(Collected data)
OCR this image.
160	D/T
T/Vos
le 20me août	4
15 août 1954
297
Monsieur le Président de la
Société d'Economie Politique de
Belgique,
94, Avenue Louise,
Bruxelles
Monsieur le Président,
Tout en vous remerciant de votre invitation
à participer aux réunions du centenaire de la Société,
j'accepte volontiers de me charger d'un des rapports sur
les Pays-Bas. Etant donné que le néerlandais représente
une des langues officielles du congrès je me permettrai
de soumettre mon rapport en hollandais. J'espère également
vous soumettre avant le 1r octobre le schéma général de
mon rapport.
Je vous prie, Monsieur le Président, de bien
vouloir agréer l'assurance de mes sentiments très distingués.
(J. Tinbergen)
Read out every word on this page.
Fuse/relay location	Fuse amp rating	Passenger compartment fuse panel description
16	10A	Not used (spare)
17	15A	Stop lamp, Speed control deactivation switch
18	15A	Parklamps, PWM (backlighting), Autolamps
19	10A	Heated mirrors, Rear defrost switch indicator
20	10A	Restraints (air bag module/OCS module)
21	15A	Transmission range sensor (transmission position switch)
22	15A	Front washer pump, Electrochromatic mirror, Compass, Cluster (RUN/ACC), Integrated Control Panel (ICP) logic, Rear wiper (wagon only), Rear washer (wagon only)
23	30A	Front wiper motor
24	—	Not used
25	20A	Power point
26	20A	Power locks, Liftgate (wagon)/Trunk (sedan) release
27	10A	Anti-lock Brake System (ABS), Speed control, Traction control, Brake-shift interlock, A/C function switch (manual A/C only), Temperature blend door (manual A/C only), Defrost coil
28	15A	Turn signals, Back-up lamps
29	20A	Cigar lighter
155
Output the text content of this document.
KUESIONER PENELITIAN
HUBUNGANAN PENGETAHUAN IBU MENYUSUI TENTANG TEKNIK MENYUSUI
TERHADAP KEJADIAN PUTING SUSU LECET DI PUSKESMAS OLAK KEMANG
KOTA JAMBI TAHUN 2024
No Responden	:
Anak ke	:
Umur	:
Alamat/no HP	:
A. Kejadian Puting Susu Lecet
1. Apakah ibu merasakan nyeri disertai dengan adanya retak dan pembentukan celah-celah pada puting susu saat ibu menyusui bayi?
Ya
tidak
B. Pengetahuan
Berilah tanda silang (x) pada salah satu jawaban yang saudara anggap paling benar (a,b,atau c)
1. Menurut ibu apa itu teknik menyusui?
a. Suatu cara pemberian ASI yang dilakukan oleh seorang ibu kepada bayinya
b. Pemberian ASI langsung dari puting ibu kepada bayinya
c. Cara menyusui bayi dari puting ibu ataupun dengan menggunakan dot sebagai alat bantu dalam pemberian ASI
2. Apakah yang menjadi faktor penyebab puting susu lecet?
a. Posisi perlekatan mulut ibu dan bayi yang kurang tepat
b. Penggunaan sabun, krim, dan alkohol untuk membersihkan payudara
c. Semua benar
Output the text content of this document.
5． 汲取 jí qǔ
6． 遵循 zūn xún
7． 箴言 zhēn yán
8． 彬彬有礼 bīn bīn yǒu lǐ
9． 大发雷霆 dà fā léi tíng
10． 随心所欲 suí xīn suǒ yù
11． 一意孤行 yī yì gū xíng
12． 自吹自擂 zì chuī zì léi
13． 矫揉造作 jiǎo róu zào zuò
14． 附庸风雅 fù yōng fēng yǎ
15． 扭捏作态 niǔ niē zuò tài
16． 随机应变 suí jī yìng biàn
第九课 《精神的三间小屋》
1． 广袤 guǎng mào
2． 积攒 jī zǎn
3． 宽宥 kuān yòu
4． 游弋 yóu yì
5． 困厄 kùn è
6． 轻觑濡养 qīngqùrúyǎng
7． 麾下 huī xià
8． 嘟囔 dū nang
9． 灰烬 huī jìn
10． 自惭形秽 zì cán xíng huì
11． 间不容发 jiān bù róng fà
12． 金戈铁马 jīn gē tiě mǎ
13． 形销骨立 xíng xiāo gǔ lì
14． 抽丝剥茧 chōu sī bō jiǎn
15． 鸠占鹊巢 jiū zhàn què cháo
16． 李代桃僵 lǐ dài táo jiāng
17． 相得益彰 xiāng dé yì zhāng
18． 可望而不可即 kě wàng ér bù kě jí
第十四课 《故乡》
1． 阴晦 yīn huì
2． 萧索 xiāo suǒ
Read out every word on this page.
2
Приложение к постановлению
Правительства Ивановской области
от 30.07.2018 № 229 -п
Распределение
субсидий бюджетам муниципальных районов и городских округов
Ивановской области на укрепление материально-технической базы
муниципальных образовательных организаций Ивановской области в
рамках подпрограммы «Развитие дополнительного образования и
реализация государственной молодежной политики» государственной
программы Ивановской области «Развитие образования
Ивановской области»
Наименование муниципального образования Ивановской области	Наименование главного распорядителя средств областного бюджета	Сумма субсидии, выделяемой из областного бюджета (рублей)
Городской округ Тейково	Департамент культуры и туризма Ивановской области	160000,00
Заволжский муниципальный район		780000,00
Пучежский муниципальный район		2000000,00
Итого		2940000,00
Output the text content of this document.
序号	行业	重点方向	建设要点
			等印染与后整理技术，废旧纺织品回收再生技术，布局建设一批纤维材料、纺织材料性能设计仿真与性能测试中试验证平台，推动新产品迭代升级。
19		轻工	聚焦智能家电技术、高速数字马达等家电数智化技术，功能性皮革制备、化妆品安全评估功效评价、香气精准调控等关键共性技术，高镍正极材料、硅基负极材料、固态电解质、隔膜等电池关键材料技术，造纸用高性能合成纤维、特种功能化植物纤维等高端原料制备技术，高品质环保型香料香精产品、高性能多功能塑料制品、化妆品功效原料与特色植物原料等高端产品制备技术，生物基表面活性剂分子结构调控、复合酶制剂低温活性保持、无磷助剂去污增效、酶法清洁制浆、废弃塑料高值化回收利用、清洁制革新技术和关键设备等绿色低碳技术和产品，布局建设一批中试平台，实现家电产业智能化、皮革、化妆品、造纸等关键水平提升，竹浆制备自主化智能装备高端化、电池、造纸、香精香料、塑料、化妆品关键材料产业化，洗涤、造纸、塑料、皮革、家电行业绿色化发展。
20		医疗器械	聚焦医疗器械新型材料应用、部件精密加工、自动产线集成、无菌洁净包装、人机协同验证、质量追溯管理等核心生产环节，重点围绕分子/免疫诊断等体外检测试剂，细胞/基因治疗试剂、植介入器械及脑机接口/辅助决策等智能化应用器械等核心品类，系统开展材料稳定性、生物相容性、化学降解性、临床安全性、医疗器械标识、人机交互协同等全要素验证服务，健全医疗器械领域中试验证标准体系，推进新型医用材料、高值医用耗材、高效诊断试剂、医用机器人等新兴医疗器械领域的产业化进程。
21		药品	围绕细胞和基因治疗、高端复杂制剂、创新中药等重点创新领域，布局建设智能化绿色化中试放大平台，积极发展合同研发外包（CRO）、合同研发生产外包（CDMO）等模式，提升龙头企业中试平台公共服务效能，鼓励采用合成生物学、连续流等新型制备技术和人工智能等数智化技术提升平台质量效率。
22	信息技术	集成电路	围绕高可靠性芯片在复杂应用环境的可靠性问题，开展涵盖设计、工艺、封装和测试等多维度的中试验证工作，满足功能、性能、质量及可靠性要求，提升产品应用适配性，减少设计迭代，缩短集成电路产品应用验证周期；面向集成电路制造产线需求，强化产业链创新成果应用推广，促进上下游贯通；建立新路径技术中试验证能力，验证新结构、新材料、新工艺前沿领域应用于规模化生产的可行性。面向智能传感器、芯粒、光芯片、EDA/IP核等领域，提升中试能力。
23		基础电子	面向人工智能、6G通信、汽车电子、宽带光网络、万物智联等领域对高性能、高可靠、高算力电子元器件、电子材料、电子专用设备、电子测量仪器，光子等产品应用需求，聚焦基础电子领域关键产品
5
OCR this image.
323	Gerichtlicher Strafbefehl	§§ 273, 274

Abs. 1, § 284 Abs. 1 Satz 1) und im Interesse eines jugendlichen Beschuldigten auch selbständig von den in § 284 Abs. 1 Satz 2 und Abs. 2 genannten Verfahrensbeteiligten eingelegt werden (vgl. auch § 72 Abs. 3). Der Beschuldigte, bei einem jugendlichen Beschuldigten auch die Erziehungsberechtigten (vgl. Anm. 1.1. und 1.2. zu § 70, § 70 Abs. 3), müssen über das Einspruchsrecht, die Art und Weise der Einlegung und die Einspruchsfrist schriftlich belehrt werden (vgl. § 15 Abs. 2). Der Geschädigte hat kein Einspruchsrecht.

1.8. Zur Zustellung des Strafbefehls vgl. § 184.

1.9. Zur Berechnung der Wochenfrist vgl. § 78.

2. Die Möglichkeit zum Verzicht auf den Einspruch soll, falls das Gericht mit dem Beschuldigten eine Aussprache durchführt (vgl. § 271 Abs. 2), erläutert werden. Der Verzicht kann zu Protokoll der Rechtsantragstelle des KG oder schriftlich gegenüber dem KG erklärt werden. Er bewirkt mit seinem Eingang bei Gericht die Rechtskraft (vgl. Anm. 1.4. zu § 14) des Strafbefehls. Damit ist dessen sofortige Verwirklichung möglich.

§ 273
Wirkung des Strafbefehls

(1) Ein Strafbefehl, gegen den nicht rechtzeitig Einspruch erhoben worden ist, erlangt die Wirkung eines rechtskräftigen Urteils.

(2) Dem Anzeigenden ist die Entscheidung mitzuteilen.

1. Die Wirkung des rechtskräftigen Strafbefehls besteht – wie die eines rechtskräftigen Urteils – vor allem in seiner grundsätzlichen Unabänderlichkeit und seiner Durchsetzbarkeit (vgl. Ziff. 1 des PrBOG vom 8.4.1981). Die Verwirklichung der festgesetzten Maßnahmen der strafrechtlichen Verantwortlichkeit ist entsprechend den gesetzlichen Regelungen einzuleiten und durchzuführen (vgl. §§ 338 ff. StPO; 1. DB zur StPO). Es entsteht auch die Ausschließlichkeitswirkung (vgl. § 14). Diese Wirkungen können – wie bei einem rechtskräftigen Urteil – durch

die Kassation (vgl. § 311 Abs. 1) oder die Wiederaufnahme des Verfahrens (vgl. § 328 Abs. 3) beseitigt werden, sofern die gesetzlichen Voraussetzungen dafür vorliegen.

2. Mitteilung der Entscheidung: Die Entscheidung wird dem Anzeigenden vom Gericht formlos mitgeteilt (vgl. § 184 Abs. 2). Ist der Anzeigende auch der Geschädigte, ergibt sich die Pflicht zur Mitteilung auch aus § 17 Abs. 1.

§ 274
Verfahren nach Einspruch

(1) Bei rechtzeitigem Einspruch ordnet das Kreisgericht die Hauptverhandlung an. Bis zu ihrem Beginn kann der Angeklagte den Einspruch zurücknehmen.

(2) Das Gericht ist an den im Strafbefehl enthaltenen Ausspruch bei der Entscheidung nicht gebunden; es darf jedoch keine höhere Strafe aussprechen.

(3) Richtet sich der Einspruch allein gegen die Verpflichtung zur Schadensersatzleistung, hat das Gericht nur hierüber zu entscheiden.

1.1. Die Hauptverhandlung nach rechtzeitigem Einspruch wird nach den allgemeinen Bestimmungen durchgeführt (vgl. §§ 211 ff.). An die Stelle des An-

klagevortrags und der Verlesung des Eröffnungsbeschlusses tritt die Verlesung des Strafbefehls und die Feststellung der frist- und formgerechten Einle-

#### [PROMPT]
Copy all lines above containing the string "bayinya".

#### [REPLY TO THE TASK]
a. Suatu cara pemberian ASI yang dilakukan oleh seorang ibu kepada bayinya
b. Pemberian ASI langsung dari puting ibu kepada bayinya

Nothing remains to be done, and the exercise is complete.